- Given exercise: Identify all lines below that hold "Contrassegno" and collect them.

# Start of The records

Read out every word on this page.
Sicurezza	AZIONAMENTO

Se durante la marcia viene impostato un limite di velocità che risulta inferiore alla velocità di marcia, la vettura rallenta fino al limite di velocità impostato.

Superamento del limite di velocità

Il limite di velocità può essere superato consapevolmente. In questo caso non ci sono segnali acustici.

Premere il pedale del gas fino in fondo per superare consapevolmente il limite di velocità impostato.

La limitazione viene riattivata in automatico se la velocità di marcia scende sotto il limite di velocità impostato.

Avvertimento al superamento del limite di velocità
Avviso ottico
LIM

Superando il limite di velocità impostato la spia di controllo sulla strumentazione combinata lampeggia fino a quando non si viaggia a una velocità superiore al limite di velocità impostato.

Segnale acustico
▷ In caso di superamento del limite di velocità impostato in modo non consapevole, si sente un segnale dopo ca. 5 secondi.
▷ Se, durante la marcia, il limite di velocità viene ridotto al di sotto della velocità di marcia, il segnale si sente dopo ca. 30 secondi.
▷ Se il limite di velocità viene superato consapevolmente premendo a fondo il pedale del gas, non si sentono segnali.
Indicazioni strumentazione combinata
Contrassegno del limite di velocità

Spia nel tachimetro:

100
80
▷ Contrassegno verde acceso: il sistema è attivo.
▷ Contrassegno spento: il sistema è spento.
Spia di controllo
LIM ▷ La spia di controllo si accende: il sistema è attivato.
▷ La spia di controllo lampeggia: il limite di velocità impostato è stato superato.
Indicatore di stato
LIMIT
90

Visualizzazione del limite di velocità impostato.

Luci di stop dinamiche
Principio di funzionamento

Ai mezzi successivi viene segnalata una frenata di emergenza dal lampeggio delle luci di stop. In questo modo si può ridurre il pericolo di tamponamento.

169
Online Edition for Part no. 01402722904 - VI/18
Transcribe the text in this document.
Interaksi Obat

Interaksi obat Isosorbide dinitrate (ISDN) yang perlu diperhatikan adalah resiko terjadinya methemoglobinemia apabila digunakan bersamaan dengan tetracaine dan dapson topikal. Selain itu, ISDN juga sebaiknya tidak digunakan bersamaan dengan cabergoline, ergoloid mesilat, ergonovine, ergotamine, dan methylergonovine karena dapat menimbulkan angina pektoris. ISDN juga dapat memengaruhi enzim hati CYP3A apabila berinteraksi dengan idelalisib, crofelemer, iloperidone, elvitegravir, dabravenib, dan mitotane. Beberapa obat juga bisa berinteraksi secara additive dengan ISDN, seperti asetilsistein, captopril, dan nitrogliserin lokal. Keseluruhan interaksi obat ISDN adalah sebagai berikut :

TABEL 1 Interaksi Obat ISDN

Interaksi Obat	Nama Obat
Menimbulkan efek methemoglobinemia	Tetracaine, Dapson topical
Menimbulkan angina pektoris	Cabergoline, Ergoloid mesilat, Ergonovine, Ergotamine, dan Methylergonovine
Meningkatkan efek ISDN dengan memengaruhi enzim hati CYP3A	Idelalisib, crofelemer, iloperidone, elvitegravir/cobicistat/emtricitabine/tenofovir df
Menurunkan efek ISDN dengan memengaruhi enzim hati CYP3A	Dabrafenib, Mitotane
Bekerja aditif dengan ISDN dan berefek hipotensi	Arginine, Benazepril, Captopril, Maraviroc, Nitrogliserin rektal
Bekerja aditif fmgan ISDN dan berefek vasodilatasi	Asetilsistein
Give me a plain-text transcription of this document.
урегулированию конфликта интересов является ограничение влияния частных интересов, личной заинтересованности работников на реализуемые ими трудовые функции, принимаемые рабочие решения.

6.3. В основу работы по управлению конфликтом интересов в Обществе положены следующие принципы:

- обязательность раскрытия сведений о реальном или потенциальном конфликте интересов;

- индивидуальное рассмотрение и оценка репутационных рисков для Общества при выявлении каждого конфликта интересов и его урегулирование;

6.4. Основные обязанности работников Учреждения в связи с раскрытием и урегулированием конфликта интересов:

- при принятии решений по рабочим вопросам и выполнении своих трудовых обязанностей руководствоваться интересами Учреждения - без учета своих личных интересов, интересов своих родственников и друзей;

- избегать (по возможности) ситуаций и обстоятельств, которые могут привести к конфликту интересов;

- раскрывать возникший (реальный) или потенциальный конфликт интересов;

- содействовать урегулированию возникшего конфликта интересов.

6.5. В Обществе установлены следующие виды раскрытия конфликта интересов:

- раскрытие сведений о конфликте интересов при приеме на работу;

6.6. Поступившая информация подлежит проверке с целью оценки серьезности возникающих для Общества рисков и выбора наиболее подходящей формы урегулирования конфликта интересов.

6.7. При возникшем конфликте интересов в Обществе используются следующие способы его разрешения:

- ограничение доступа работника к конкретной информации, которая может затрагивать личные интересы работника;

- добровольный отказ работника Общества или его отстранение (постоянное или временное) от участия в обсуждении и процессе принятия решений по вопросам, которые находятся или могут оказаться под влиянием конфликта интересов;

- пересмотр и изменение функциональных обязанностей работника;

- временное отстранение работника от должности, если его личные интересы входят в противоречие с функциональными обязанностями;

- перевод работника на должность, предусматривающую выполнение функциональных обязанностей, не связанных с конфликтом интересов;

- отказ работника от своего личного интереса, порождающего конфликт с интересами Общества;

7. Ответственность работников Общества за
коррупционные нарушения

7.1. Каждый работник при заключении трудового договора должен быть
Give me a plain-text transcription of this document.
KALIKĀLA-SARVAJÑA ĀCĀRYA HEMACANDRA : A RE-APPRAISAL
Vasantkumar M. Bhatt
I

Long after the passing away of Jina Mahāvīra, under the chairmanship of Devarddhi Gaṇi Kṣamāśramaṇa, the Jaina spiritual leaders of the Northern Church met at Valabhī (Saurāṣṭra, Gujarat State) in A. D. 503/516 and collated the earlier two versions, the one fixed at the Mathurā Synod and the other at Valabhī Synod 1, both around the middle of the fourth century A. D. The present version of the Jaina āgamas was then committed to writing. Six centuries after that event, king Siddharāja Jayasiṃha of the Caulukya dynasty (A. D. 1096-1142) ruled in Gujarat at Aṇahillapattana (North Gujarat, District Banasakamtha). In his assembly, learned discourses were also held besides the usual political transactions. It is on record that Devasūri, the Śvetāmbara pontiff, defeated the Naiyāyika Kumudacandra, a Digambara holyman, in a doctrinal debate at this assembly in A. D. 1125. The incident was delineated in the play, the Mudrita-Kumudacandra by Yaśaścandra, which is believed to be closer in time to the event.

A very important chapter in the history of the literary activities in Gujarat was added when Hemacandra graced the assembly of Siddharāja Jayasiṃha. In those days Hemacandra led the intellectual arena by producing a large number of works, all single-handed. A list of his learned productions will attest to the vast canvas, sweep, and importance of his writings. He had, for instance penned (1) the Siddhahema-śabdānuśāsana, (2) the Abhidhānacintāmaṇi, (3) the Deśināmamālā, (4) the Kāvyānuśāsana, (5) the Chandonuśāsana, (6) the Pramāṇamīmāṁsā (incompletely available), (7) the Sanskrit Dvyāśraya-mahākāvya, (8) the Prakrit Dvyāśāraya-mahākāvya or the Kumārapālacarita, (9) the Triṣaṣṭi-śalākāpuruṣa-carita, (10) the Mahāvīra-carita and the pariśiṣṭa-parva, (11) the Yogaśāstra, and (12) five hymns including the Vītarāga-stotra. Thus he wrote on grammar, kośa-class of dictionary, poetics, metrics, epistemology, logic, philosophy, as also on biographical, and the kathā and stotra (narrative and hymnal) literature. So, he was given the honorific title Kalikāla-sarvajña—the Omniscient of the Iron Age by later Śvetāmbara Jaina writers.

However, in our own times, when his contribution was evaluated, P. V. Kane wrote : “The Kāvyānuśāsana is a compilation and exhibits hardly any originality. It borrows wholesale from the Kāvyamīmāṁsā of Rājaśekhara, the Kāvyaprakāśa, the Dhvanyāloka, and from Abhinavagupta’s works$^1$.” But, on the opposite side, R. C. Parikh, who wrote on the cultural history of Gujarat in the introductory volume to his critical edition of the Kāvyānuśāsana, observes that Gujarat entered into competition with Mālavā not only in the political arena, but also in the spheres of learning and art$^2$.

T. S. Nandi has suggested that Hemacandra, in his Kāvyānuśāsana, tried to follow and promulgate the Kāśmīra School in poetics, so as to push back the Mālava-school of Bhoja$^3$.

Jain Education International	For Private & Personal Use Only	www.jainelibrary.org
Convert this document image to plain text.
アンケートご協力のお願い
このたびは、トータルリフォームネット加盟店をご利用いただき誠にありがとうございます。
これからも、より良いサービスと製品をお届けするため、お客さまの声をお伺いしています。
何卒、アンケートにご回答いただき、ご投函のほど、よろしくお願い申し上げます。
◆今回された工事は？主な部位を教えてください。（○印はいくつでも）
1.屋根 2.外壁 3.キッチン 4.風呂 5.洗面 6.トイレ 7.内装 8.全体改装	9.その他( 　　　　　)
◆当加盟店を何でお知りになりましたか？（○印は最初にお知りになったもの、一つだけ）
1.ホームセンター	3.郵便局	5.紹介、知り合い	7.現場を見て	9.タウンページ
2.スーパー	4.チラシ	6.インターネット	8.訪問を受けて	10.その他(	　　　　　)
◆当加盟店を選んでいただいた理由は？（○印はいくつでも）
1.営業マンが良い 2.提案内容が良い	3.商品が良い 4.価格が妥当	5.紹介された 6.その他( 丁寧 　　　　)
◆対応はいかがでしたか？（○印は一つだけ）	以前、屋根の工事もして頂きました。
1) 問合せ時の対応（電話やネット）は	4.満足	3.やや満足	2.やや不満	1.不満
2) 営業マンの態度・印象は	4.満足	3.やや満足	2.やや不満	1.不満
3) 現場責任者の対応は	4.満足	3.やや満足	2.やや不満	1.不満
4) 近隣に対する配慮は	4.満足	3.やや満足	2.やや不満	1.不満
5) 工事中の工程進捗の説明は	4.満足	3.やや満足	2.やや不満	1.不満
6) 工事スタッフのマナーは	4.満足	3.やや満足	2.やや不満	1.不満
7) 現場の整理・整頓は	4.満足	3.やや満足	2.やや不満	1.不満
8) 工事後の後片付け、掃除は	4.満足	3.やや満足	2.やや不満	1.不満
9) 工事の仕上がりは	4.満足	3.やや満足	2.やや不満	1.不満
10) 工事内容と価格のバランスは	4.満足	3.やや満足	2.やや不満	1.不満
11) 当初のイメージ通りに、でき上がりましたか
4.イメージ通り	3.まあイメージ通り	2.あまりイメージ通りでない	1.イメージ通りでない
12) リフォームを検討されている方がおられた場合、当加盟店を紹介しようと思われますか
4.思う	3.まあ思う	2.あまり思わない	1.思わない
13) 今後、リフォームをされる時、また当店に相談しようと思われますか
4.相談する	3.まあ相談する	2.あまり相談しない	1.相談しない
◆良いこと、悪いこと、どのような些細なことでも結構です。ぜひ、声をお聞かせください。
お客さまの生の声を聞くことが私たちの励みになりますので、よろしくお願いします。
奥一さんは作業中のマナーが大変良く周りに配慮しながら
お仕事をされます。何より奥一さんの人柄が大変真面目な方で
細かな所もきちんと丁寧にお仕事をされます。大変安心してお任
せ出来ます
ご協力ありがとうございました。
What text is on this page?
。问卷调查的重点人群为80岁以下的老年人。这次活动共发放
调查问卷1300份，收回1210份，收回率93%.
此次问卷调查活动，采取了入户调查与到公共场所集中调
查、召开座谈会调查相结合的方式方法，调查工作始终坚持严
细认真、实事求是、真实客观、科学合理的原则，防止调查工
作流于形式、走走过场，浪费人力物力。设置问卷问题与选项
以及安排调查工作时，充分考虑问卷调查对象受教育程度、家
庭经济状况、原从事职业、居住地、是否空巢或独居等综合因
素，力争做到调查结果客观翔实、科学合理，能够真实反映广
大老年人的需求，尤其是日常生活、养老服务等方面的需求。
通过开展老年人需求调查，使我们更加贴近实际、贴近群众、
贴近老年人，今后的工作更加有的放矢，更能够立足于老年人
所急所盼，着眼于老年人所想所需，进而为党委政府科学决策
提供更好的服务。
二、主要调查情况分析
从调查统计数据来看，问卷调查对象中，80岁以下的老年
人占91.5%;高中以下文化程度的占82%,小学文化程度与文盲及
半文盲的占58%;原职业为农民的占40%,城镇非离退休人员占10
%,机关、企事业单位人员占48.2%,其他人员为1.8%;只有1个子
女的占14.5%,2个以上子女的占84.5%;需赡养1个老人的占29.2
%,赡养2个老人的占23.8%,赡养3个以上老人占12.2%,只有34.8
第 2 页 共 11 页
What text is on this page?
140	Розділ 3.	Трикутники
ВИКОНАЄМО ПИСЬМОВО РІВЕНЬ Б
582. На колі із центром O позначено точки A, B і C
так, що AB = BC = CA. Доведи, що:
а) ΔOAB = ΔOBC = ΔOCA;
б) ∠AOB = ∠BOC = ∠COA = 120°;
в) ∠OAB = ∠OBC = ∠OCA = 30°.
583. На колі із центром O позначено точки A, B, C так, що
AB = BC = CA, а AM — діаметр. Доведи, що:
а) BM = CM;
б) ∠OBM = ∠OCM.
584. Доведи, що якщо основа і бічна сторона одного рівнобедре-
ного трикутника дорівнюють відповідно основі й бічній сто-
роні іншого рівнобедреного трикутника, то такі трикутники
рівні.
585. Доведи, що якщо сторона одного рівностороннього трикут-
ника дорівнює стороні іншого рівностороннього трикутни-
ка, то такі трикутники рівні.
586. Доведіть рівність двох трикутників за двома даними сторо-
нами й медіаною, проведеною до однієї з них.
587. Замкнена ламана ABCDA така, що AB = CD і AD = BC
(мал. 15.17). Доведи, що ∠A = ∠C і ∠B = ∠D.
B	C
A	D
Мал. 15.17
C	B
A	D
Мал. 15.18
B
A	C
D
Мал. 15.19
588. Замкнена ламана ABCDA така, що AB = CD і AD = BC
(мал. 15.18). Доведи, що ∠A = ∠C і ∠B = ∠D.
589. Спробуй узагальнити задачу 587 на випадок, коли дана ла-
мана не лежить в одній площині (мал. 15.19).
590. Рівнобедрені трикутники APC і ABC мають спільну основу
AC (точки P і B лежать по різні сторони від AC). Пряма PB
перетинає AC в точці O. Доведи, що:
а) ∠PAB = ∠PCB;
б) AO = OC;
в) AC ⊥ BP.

# End of The records

- Task answer:
Contrassegno del limite di velocità
▷ Contrassegno verde acceso: il sistema è attivo.
▷ Contrassegno spento: il sistema è spento.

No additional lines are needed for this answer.